> _WHAT THE EXERCISE ASKS_
Copy each line where the word "Customer" occurs.

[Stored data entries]
==============================
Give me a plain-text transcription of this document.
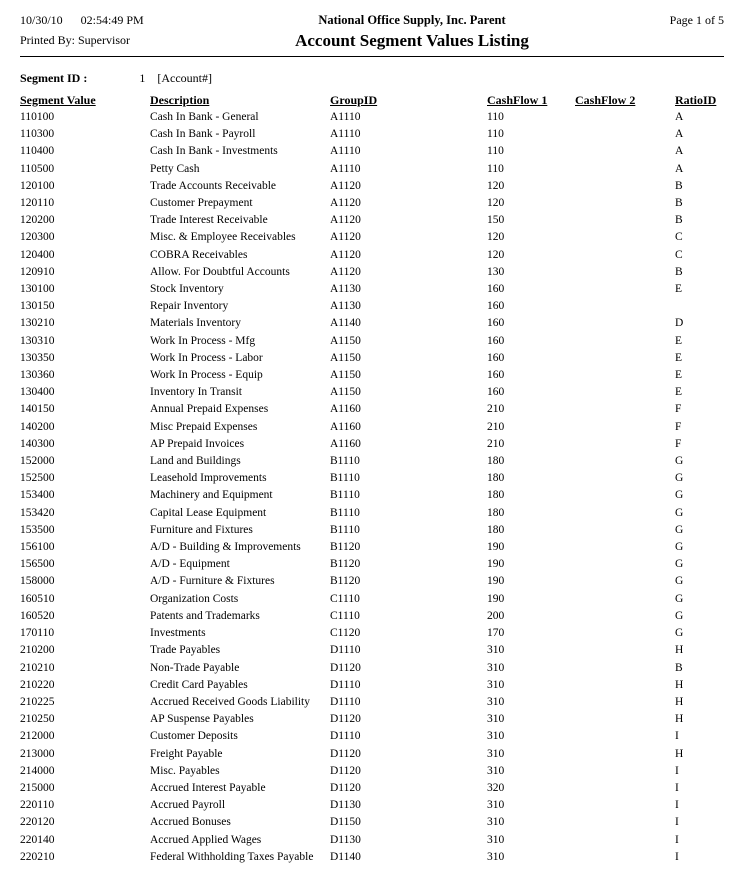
10/30/10 02:54:49 PM
Printed By: Supervisor
National Office Supply, Inc. Parent
Account Segment Values Listing
Page 1 of 5
Segment ID :	1 [Account#]
Segment Value	Description	GroupID	CashFlow 1	CashFlow 2	RatioID
110100	Cash In Bank - General	A1110	110		A
110300	Cash In Bank - Payroll	A1110	110		A
110400	Cash In Bank - Investments	A1110	110		A
110500	Petty Cash	A1110	110		A
120100	Trade Accounts Receivable	A1120	120		B
120110	Customer Prepayment	A1120	120		B
120200	Trade Interest Receivable	A1120	150		B
120300	Misc. & Employee Receivables	A1120	120		C
120400	COBRA Receivables	A1120	120		C
120910	Allow. For Doubtful Accounts	A1120	130		B
130100	Stock Inventory	A1130	160		E
130150	Repair Inventory	A1130	160		
130210	Materials Inventory	A1140	160		D
130310	Work In Process - Mfg	A1150	160		E
130350	Work In Process - Labor	A1150	160		E
130360	Work In Process - Equip	A1150	160		E
130400	Inventory In Transit	A1150	160		E
140150	Annual Prepaid Expenses	A1160	210		F
140200	Misc Prepaid Expenses	A1160	210		F
140300	AP Prepaid Invoices	A1160	210		F
152000	Land and Buildings	B1110	180		G
152500	Leasehold Improvements	B1110	180		G
153400	Machinery and Equipment	B1110	180		G
153420	Capital Lease Equipment	B1110	180		G
153500	Furniture and Fixtures	B1110	180		G
156100	A/D - Building & Improvements	B1120	190		G
156500	A/D - Equipment	B1120	190		G
158000	A/D - Furniture & Fixtures	B1120	190		G
160510	Organization Costs	C1110	190		G
160520	Patents and Trademarks	C1110	200		G
170110	Investments	C1120	170		G
210200	Trade Payables	D1110	310		H
210210	Non-Trade Payable	D1120	310		B
210220	Credit Card Payables	D1110	310		H
210225	Accrued Received Goods Liability	D1110	310		H
210250	AP Suspense Payables	D1120	310		H
212000	Customer Deposits	D1110	310		I
213000	Freight Payable	D1120	310		H
214000	Misc. Payables	D1120	310		I
215000	Accrued Interest Payable	D1120	320		I
220110	Accrued Payroll	D1130	310		I
220120	Accrued Bonuses	D1150	310		I
220140	Accrued Applied Wages	D1130	310		I
220210	Federal Withholding Taxes Payable	D1140	310		I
==============================
> _RESULT BELOW_
120110	Customer Prepayment	A1120	120		B
212000	Customer Deposits	D1110	310		I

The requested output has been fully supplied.